## The problem
Return each line that holds the word "area".

+++

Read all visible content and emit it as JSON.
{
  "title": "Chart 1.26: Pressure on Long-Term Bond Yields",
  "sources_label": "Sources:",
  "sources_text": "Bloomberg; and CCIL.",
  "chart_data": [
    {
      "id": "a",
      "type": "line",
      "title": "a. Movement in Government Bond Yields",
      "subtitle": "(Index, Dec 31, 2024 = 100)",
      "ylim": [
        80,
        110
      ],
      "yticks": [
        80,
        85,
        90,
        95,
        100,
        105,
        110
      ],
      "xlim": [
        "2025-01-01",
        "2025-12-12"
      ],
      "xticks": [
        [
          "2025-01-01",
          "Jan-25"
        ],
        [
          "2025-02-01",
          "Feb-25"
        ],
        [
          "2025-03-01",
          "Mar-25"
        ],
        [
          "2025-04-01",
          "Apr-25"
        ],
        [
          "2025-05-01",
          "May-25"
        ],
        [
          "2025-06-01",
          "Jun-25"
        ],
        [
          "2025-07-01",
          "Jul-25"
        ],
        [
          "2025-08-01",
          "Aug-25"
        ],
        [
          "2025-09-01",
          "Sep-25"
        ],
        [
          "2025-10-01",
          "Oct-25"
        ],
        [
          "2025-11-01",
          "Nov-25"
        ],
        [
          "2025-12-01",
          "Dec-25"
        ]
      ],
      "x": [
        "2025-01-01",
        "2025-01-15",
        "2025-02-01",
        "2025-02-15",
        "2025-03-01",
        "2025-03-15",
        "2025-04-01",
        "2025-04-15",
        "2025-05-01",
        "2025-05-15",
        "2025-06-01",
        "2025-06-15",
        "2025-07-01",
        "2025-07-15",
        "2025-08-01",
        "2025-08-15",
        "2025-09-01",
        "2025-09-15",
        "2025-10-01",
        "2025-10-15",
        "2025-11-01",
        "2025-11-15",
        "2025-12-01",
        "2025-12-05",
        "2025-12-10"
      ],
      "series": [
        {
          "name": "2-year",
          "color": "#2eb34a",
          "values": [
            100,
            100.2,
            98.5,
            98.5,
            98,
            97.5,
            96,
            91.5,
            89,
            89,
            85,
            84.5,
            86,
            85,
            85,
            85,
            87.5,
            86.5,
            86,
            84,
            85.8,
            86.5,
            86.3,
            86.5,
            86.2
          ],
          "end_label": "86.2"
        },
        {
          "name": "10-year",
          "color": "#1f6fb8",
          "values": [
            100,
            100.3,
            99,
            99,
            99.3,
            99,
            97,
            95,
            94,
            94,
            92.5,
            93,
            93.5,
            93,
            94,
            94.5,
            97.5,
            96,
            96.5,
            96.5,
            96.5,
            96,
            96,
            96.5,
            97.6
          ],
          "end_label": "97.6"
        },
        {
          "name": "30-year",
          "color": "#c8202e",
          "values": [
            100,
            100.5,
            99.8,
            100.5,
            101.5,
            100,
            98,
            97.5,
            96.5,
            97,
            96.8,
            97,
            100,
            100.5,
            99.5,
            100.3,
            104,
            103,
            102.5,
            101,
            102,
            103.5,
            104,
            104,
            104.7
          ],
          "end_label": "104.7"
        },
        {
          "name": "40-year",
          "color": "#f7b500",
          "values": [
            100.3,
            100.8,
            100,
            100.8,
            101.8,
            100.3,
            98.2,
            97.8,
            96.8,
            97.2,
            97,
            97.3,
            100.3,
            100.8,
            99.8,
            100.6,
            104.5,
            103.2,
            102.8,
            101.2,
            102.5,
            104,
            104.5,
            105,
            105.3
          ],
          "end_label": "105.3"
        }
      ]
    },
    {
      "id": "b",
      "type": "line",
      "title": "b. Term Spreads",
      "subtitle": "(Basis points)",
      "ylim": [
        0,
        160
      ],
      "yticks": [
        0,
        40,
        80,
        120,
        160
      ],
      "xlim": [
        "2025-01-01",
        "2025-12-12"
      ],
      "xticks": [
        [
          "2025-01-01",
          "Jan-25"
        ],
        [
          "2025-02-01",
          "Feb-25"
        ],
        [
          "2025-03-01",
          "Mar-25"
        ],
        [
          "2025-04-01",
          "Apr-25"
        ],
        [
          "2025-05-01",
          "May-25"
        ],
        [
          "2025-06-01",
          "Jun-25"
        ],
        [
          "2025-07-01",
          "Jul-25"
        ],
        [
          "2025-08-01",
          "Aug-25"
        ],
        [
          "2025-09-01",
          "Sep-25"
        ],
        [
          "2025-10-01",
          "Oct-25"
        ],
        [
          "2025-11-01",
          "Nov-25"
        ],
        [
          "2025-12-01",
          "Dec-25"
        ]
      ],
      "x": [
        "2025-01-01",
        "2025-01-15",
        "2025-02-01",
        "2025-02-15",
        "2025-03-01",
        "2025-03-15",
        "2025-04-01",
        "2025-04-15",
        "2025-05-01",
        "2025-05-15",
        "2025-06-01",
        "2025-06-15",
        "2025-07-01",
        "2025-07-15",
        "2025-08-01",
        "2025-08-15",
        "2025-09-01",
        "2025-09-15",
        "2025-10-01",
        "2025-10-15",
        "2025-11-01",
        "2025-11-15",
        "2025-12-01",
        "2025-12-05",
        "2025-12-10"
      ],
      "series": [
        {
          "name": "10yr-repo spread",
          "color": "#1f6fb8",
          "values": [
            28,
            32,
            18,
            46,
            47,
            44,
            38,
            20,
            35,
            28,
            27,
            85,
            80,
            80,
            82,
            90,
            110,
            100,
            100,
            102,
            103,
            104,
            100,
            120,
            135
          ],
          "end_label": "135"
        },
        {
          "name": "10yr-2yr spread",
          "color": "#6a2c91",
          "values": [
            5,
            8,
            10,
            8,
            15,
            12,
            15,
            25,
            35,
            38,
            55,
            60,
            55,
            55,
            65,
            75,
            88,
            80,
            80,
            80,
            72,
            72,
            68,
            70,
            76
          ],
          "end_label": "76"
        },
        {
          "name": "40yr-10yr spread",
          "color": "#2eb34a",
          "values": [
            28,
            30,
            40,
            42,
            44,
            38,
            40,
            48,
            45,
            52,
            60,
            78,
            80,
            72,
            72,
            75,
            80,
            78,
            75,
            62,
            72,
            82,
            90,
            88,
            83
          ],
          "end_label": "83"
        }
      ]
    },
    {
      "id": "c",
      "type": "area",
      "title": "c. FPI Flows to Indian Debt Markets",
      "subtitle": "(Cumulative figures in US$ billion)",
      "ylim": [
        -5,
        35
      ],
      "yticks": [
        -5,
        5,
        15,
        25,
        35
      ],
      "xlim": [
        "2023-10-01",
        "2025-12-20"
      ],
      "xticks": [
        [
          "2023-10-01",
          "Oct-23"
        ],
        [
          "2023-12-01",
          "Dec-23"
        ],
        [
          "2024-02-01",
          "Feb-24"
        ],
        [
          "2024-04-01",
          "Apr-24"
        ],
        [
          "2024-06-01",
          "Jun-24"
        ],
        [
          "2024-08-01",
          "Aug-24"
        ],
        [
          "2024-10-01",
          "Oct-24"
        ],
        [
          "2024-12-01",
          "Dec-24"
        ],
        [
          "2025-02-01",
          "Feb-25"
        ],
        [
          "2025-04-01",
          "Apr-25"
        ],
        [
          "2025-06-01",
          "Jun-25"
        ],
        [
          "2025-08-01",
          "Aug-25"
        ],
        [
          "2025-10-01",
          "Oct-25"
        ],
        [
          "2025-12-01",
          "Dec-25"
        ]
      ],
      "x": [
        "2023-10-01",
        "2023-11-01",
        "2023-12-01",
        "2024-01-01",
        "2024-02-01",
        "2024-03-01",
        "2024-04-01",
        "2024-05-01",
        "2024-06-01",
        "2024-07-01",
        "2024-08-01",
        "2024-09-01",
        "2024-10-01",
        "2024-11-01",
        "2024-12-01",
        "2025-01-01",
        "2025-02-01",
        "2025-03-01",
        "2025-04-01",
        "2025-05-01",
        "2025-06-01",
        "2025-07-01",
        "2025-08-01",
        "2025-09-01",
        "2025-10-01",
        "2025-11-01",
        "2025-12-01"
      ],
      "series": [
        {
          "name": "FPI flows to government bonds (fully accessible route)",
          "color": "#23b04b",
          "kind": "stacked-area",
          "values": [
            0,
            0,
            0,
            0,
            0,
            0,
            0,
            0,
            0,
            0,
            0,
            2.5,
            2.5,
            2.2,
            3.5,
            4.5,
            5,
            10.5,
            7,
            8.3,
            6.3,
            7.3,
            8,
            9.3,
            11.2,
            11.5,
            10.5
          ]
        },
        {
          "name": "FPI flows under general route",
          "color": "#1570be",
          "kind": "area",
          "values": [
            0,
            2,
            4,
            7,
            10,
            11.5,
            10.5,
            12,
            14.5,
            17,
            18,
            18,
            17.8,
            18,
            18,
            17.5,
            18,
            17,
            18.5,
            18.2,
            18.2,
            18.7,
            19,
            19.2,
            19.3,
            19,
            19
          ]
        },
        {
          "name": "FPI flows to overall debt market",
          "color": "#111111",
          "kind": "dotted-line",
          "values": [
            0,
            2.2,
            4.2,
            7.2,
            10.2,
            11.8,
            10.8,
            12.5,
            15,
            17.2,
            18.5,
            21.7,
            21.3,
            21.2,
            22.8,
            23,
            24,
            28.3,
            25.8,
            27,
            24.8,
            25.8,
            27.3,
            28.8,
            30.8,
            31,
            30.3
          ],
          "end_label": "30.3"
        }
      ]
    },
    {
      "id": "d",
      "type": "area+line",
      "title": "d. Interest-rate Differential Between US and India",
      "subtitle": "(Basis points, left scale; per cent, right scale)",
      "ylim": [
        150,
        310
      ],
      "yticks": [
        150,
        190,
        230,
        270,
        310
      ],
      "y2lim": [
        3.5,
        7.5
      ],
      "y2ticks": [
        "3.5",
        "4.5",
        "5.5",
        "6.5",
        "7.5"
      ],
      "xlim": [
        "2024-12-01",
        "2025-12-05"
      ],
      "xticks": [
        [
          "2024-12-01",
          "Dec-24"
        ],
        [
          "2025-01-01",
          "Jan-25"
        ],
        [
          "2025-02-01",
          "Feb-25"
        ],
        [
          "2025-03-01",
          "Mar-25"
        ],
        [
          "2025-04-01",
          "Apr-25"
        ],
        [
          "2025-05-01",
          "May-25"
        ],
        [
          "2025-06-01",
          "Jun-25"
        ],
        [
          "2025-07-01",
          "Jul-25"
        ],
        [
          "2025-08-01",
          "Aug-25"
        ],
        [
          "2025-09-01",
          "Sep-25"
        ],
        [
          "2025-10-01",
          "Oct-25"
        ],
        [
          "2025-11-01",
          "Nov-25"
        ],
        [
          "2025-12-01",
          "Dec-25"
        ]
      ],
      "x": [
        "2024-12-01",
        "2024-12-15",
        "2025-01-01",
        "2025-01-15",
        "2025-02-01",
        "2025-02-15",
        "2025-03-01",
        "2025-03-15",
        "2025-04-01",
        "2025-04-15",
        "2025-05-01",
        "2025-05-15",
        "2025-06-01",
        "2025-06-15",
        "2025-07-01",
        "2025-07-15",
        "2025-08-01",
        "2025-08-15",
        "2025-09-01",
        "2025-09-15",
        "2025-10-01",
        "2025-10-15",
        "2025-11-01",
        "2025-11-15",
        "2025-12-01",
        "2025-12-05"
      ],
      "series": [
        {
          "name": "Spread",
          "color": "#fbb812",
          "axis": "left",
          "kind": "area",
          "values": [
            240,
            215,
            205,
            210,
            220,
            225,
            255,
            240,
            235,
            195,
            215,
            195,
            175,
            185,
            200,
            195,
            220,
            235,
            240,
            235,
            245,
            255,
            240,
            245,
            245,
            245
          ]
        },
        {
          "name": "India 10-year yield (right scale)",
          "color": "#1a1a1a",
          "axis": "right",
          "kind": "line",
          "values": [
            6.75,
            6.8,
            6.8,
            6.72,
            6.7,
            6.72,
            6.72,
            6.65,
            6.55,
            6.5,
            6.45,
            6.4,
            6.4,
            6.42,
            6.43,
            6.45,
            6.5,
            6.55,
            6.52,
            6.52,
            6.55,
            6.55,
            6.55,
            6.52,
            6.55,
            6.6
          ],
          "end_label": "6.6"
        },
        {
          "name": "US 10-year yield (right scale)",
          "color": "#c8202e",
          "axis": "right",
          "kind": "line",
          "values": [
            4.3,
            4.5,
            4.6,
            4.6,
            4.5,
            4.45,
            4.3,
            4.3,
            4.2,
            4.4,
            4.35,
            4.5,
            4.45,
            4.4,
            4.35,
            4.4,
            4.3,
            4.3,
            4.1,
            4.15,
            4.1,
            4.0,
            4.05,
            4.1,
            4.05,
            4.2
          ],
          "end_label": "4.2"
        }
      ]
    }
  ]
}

+++

## Finished task
      "type": "area",
          "kind": "stacked-area",
          "kind": "area",
      "type": "area+line",
          "kind": "area",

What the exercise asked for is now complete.